__INSTRUCTIONS TO FOLLOW__
Count how many lines include "diamond" and answer with that number only.

Dataset rows
═══
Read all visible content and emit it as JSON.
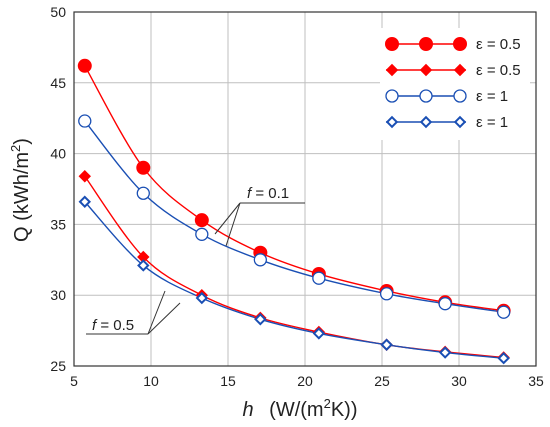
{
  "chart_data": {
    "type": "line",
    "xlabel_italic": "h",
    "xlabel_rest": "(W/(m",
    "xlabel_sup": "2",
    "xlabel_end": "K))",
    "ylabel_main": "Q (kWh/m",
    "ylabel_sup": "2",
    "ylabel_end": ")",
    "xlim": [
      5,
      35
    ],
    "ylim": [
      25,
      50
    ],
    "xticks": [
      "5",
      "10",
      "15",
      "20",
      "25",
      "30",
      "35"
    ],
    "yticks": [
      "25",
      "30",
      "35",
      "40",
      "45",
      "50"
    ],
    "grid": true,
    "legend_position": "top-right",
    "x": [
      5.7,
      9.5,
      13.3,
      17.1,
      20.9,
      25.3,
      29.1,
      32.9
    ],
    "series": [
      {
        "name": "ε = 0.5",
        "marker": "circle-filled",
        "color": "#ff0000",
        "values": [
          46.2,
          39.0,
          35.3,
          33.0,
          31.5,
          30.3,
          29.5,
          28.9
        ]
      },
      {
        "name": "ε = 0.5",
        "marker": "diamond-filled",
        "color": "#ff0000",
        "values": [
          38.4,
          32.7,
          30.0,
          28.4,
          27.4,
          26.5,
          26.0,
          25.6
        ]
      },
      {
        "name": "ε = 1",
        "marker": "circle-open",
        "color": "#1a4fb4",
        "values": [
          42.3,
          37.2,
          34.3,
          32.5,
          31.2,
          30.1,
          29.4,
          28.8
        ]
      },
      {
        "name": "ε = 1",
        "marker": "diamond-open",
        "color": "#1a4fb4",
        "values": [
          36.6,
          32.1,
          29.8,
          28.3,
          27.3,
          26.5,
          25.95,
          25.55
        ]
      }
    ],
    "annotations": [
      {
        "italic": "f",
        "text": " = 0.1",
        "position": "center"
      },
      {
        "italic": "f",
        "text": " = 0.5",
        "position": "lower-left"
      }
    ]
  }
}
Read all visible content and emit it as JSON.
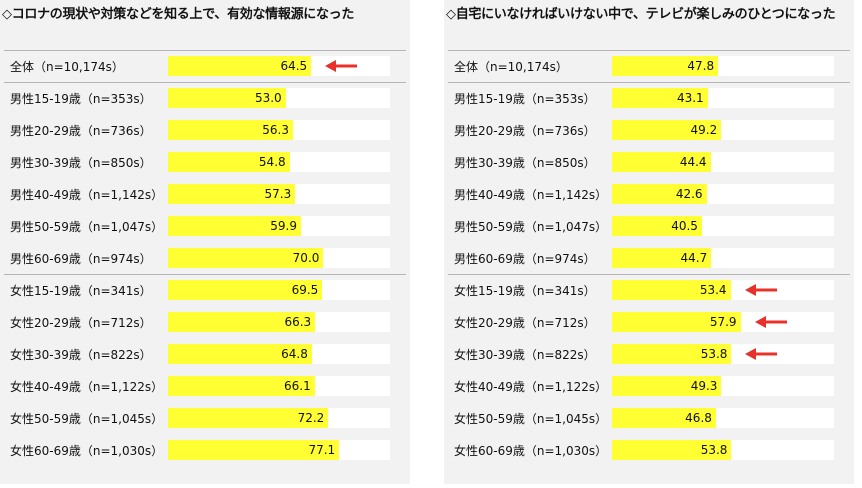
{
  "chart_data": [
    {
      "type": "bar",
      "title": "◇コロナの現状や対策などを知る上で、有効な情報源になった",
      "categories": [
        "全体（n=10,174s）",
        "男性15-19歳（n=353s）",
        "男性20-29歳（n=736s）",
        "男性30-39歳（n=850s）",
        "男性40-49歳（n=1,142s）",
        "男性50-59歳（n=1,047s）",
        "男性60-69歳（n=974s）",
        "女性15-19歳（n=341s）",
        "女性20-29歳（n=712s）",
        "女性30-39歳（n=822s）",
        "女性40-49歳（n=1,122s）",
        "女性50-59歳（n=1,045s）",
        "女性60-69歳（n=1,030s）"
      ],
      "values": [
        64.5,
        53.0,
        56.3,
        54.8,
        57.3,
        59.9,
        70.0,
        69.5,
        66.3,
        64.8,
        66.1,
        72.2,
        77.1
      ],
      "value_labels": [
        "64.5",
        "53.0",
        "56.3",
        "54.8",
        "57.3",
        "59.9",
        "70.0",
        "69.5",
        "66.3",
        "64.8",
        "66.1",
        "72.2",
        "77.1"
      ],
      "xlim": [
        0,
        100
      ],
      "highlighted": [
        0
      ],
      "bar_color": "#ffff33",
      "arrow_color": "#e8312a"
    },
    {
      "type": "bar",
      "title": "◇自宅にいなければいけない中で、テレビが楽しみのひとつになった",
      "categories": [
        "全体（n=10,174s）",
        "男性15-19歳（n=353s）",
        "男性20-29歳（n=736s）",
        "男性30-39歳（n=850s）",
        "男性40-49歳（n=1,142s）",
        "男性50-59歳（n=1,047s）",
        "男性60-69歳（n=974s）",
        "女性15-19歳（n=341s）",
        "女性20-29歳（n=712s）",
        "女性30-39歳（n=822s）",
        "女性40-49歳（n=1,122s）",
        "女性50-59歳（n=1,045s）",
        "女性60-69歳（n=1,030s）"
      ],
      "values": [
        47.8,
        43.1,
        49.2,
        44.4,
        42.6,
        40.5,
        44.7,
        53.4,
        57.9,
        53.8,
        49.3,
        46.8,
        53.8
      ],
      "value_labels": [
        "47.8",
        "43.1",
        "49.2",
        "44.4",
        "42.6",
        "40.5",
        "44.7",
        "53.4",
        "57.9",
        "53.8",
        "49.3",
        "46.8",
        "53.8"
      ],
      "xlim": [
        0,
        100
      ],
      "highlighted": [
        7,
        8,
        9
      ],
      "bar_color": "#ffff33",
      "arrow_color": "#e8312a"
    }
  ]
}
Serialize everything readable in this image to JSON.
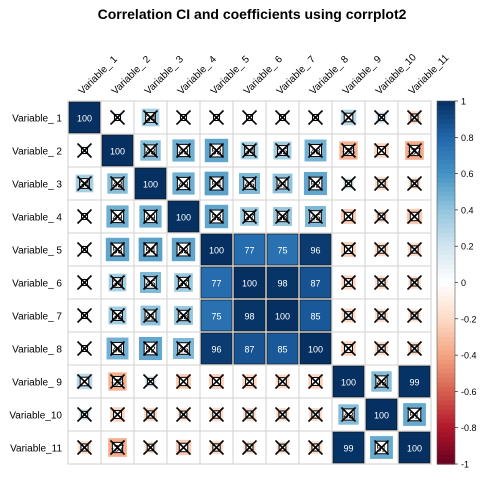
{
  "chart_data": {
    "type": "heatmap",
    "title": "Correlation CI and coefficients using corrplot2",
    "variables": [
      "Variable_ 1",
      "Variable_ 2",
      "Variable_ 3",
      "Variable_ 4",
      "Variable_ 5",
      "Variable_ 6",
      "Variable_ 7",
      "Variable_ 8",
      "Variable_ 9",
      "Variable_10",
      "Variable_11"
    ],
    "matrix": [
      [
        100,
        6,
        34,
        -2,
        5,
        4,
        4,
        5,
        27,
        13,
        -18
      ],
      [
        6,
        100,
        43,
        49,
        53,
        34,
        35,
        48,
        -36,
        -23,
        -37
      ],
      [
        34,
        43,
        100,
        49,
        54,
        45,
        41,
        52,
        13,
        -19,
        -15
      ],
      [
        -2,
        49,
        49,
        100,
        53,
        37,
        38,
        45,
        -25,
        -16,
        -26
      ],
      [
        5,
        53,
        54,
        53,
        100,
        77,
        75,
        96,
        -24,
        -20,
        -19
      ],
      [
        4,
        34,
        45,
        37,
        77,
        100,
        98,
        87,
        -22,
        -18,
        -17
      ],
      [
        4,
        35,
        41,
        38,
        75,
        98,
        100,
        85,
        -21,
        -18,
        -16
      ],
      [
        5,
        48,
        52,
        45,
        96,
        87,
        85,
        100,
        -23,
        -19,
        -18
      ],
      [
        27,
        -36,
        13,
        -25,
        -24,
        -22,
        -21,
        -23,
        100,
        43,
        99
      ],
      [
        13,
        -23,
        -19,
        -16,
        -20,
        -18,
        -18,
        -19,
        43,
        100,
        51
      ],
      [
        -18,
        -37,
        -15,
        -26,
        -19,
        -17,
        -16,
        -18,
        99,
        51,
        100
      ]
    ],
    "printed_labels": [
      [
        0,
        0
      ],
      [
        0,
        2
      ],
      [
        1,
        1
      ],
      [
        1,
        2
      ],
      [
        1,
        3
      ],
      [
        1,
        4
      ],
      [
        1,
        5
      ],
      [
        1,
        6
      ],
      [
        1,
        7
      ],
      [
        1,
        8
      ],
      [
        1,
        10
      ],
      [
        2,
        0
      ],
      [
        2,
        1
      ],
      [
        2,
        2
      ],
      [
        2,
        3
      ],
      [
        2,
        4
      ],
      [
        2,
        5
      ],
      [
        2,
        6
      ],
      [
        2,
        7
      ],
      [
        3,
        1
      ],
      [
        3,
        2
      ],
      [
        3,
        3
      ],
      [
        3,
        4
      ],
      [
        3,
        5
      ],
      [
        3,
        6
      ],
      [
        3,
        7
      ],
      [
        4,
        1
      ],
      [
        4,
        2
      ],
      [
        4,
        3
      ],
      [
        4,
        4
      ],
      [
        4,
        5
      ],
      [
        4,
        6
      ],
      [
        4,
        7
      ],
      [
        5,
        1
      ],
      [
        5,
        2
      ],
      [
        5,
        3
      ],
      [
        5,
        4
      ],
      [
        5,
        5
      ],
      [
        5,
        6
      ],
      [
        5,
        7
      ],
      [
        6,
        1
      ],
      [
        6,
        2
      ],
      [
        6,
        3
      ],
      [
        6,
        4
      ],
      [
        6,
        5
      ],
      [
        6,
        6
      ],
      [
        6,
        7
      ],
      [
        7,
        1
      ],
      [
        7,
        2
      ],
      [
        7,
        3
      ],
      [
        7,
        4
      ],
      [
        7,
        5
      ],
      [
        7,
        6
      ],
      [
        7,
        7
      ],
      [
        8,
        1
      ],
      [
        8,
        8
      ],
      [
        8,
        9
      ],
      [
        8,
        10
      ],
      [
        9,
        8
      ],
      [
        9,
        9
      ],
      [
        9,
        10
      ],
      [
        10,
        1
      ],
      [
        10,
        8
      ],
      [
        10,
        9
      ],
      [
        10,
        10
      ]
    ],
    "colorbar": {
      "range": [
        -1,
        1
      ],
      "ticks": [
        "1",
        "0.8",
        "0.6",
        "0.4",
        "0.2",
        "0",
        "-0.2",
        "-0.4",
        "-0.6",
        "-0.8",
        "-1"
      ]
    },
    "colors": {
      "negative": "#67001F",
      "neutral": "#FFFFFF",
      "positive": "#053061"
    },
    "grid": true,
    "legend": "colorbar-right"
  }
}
═══
__ANSWER FOR THIS EXERCISE__
2